### Stated goal
Gather all lines from the material that contain "JSON".

### Data for this exercise
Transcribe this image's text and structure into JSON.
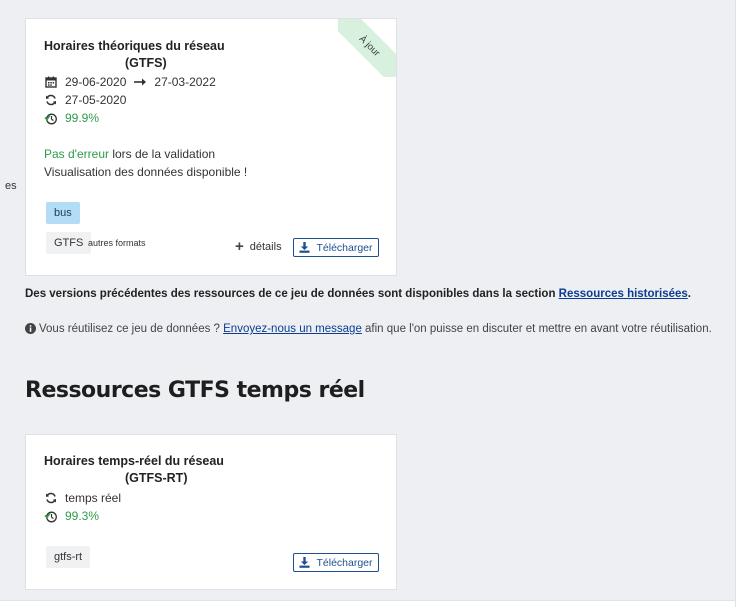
{
  "side": {
    "text": "es"
  },
  "card1": {
    "title_line1": "Horaires théoriques du réseau",
    "title_line2": "(GTFS)",
    "ribbon": "À jour",
    "date_start": "29-06-2020",
    "date_end": "27-03-2022",
    "updated": "27-05-2020",
    "availability": "99.9%",
    "validation_ok": "Pas d'erreur",
    "validation_rest": " lors de la validation",
    "visualisation": "Visualisation des données disponible !",
    "tag_mode": "bus",
    "tag_format": "GTFS",
    "other_formats": "autres formats",
    "details_label": "détails",
    "download_label": "Télécharger"
  },
  "history": {
    "text": "Des versions précédentes des ressources de ce jeu de données sont disponibles dans la section ",
    "link": "Ressources historisées",
    "end": "."
  },
  "reuse": {
    "text": "Vous réutilisez ce jeu de données ? ",
    "link": "Envoyez-nous un message",
    "end": " afin que l'on puisse en discuter et mettre en avant votre réutilisation."
  },
  "section": {
    "title": "Ressources GTFS temps réel"
  },
  "card2": {
    "title_line1": "Horaires temps-réel du réseau",
    "title_line2": "(GTFS-RT)",
    "update_freq": "temps réel",
    "availability": "99.3%",
    "tag_format": "gtfs-rt",
    "download_label": "Télécharger"
  },
  "colors": {
    "accent": "#1f4f8f",
    "ok": "#2d9c4a",
    "ribbon": "#d7f1de",
    "tag_bus": "#b3dcf7"
  }
}
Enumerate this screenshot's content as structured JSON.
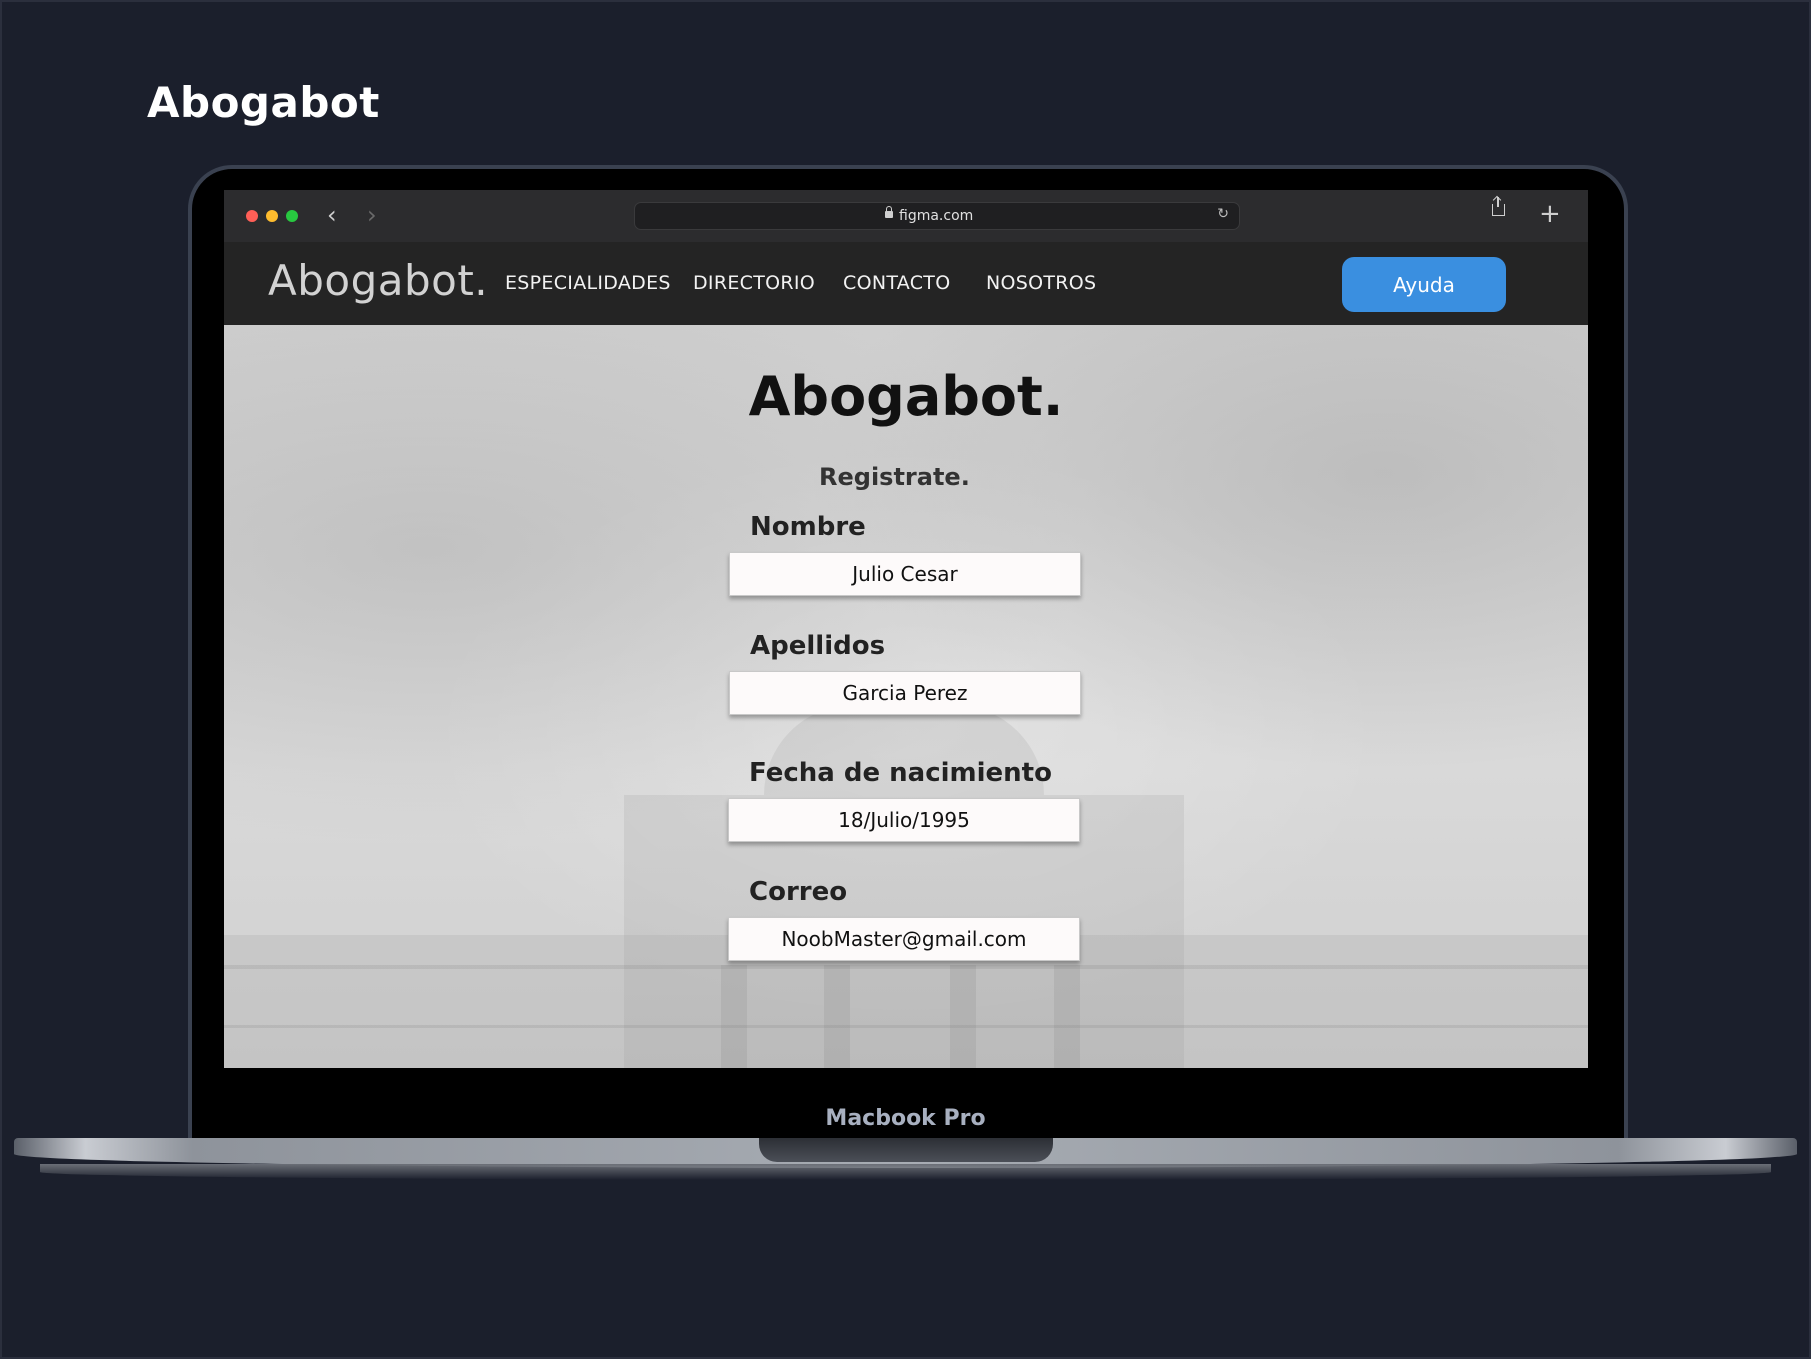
{
  "page": {
    "title": "Abogabot"
  },
  "browser": {
    "url": "figma.com",
    "back_symbol": "‹",
    "forward_symbol": "›",
    "reload_symbol": "↻",
    "plus_symbol": "+"
  },
  "site": {
    "logo": "Abogabot.",
    "nav": [
      "ESPECIALIDADES",
      "DIRECTORIO",
      "CONTACTO",
      "NOSOTROS"
    ],
    "help_label": "Ayuda",
    "accent": "#3a8fe0"
  },
  "form": {
    "heading": "Abogabot.",
    "subtitle": "Registrate.",
    "fields": [
      {
        "label": "Nombre",
        "value": "Julio Cesar"
      },
      {
        "label": "Apellidos",
        "value": "Garcia Perez"
      },
      {
        "label": "Fecha de nacimiento",
        "value": "18/Julio/1995"
      },
      {
        "label": "Correo",
        "value": "NoobMaster@gmail.com"
      }
    ]
  },
  "device": {
    "label": "Macbook Pro"
  },
  "icons": [
    "lock-icon",
    "reload-icon",
    "share-icon",
    "plus-icon",
    "back-arrow-icon",
    "forward-arrow-icon"
  ]
}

### The solution
Transcribe this image's text and structure into JSON.
Enumerate this screenshot's content as structured JSON.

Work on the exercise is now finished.